Input records start

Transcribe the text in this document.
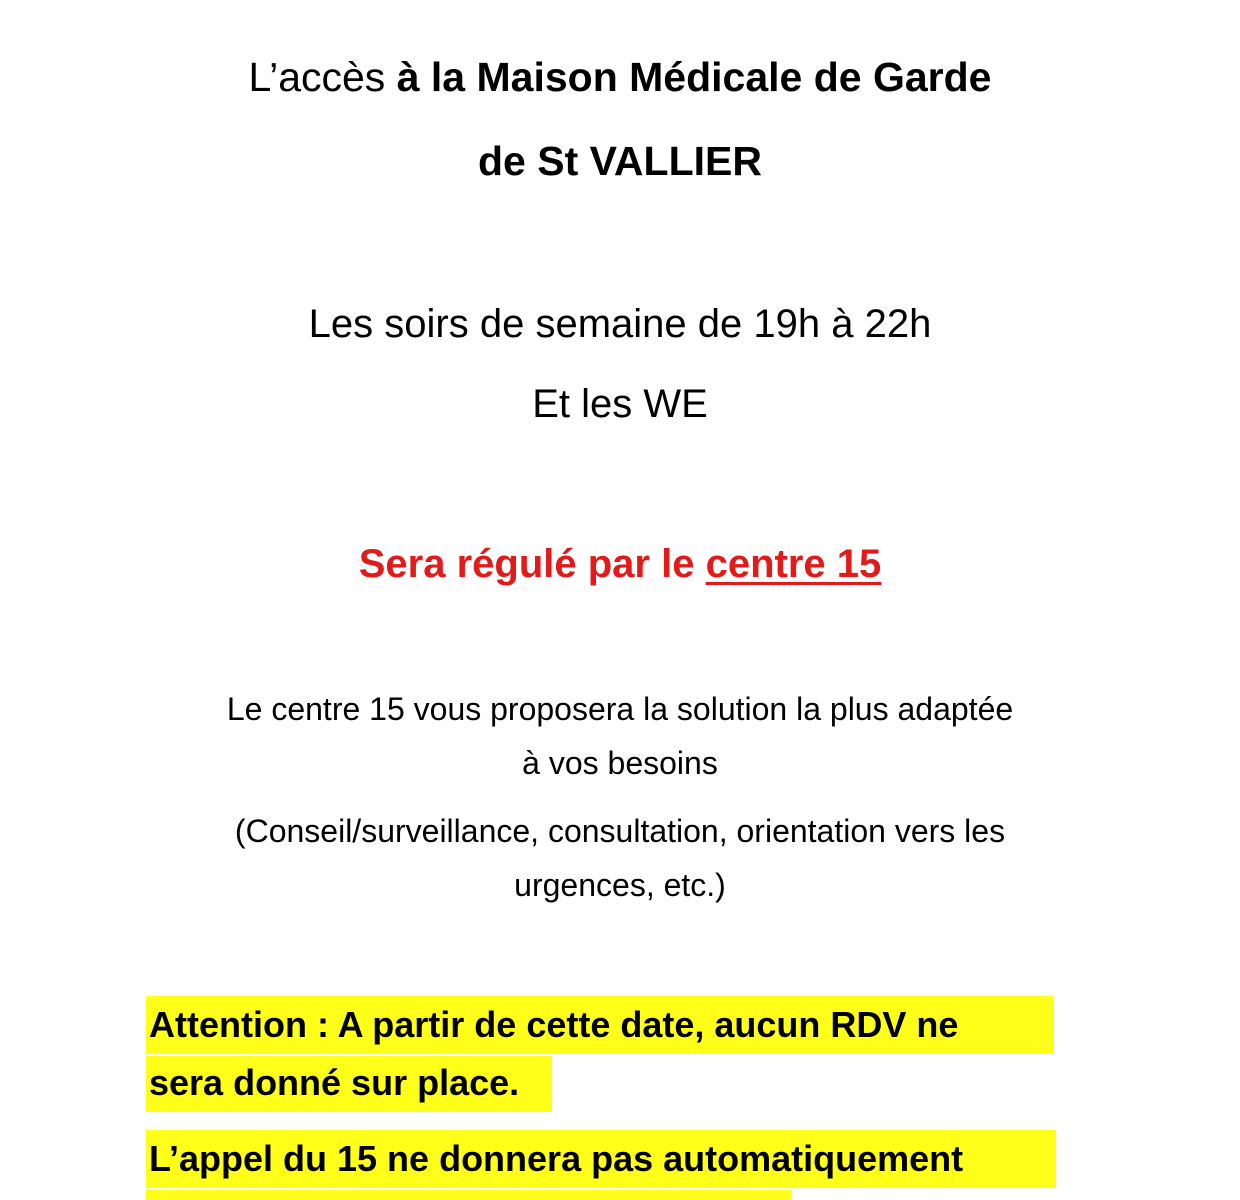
L’accès à la Maison Médicale de Garde
de St VALLIER
Les soirs de semaine de 19h à 22h
Et les WE
Sera régulé par le centre 15
Le centre 15 vous proposera la solution la plus adaptée
à vos besoins
(Conseil/surveillance, consultation, orientation vers les
urgences, etc.)
Attention : A partir de cette date, aucun RDV ne
sera donné sur place.
L’appel du 15 ne donnera pas automatiquement
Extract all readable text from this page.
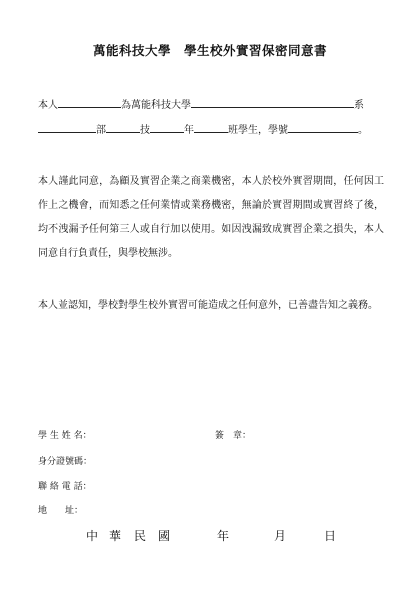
萬能科技大學　學生校外實習保密同意書
本人	為萬能科技大學	系
部	技	年	班學生，學號	。
本人謹此同意，為顧及實習企業之商業機密，本人於校外實習期間，任何因工作上之機會，而知悉之任何業情或業務機密，無論於實習期間或實習終了後，均不洩漏予任何第三人或自行加以使用。如因洩漏致成實習企業之損失，本人同意自行負責任，與學校無涉。
本人並認知，學校對學生校外實習可能造成之任何意外，已善盡告知之義務。
學 生 姓 名：	簽　章：
身分證號碼：
聯 絡 電 話：
地　　址：
中 華 民 國	年	月	日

Input records end

** Given problem **
Reproduce exactly and only the lines from the one with "Extract all readable text from this page." through the last entry, both included, excluding every picture.

** Result for this exercise **
Extract all readable text from this page.
萬能科技大學　學生校外實習保密同意書
本人	為萬能科技大學	系
部	技	年	班學生，學號	。
本人謹此同意，為顧及實習企業之商業機密，本人於校外實習期間，任何因工作上之機會，而知悉之任何業情或業務機密，無論於實習期間或實習終了後，均不洩漏予任何第三人或自行加以使用。如因洩漏致成實習企業之損失，本人同意自行負責任，與學校無涉。
本人並認知，學校對學生校外實習可能造成之任何意外，已善盡告知之義務。
學 生 姓 名：	簽　章：
身分證號碼：
聯 絡 電 話：
地　　址：
中 華 民 國	年	月	日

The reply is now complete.